(Data records)
* * * *

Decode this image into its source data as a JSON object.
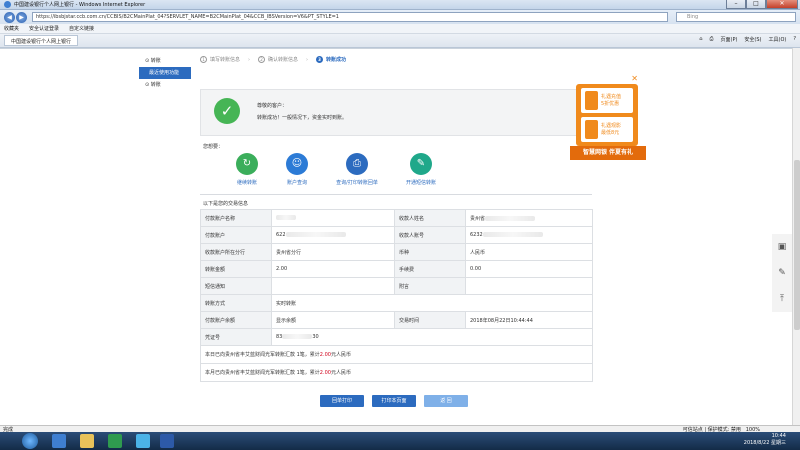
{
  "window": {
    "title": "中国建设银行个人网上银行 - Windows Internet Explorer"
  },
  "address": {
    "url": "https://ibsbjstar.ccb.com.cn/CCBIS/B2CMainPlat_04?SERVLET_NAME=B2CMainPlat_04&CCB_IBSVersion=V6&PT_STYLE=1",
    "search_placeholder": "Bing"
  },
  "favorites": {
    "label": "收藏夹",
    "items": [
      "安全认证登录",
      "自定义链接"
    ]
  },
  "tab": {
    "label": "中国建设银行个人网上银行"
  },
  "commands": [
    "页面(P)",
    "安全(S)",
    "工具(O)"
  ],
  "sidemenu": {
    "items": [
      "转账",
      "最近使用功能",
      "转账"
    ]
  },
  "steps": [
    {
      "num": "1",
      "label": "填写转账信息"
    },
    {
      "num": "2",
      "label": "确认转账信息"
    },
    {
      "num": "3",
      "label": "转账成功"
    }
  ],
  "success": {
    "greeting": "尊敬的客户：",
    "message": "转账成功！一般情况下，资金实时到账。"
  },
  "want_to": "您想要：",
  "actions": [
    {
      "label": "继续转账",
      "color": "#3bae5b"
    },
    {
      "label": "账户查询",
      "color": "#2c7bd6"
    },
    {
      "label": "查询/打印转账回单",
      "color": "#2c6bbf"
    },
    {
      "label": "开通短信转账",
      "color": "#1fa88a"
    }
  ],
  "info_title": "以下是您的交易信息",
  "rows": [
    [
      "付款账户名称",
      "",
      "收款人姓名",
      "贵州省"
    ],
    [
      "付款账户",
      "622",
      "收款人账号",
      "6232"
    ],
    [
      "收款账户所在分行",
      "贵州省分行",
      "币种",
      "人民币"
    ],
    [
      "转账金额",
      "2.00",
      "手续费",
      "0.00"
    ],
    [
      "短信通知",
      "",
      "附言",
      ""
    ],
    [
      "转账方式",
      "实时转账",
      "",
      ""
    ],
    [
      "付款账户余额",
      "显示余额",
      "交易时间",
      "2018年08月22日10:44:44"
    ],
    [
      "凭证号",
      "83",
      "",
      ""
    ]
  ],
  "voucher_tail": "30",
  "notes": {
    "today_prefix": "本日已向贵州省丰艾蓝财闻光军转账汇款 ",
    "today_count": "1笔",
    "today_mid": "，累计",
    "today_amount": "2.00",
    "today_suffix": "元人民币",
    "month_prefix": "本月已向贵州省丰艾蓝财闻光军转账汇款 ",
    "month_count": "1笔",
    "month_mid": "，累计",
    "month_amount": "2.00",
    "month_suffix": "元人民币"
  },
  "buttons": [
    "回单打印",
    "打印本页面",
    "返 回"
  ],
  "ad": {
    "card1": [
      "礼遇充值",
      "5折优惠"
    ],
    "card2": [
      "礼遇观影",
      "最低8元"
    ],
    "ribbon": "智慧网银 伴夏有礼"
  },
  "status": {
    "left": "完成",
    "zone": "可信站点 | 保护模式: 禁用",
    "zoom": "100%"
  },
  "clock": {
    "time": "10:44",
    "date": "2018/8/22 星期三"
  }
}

* * * *

**WHAT THE EXERCISE ASKS:** Print each of the records above exactly as written, leaving no picture in the copy.

**OUTPUT FOR THIS EXERCISE:**
Decode this image into its source data as a JSON object.
{
  "window": {
    "title": "中国建设银行个人网上银行 - Windows Internet Explorer"
  },
  "address": {
    "url": "https://ibsbjstar.ccb.com.cn/CCBIS/B2CMainPlat_04?SERVLET_NAME=B2CMainPlat_04&CCB_IBSVersion=V6&PT_STYLE=1",
    "search_placeholder": "Bing"
  },
  "favorites": {
    "label": "收藏夹",
    "items": [
      "安全认证登录",
      "自定义链接"
    ]
  },
  "tab": {
    "label": "中国建设银行个人网上银行"
  },
  "commands": [
    "页面(P)",
    "安全(S)",
    "工具(O)"
  ],
  "sidemenu": {
    "items": [
      "转账",
      "最近使用功能",
      "转账"
    ]
  },
  "steps": [
    {
      "num": "1",
      "label": "填写转账信息"
    },
    {
      "num": "2",
      "label": "确认转账信息"
    },
    {
      "num": "3",
      "label": "转账成功"
    }
  ],
  "success": {
    "greeting": "尊敬的客户：",
    "message": "转账成功！一般情况下，资金实时到账。"
  },
  "want_to": "您想要：",
  "actions": [
    {
      "label": "继续转账",
      "color": "#3bae5b"
    },
    {
      "label": "账户查询",
      "color": "#2c7bd6"
    },
    {
      "label": "查询/打印转账回单",
      "color": "#2c6bbf"
    },
    {
      "label": "开通短信转账",
      "color": "#1fa88a"
    }
  ],
  "info_title": "以下是您的交易信息",
  "rows": [
    [
      "付款账户名称",
      "",
      "收款人姓名",
      "贵州省"
    ],
    [
      "付款账户",
      "622",
      "收款人账号",
      "6232"
    ],
    [
      "收款账户所在分行",
      "贵州省分行",
      "币种",
      "人民币"
    ],
    [
      "转账金额",
      "2.00",
      "手续费",
      "0.00"
    ],
    [
      "短信通知",
      "",
      "附言",
      ""
    ],
    [
      "转账方式",
      "实时转账",
      "",
      ""
    ],
    [
      "付款账户余额",
      "显示余额",
      "交易时间",
      "2018年08月22日10:44:44"
    ],
    [
      "凭证号",
      "83",
      "",
      ""
    ]
  ],
  "voucher_tail": "30",
  "notes": {
    "today_prefix": "本日已向贵州省丰艾蓝财闻光军转账汇款 ",
    "today_count": "1笔",
    "today_mid": "，累计",
    "today_amount": "2.00",
    "today_suffix": "元人民币",
    "month_prefix": "本月已向贵州省丰艾蓝财闻光军转账汇款 ",
    "month_count": "1笔",
    "month_mid": "，累计",
    "month_amount": "2.00",
    "month_suffix": "元人民币"
  },
  "buttons": [
    "回单打印",
    "打印本页面",
    "返 回"
  ],
  "ad": {
    "card1": [
      "礼遇充值",
      "5折优惠"
    ],
    "card2": [
      "礼遇观影",
      "最低8元"
    ],
    "ribbon": "智慧网银 伴夏有礼"
  },
  "status": {
    "left": "完成",
    "zone": "可信站点 | 保护模式: 禁用",
    "zoom": "100%"
  },
  "clock": {
    "time": "10:44",
    "date": "2018/8/22 星期三"
  }
}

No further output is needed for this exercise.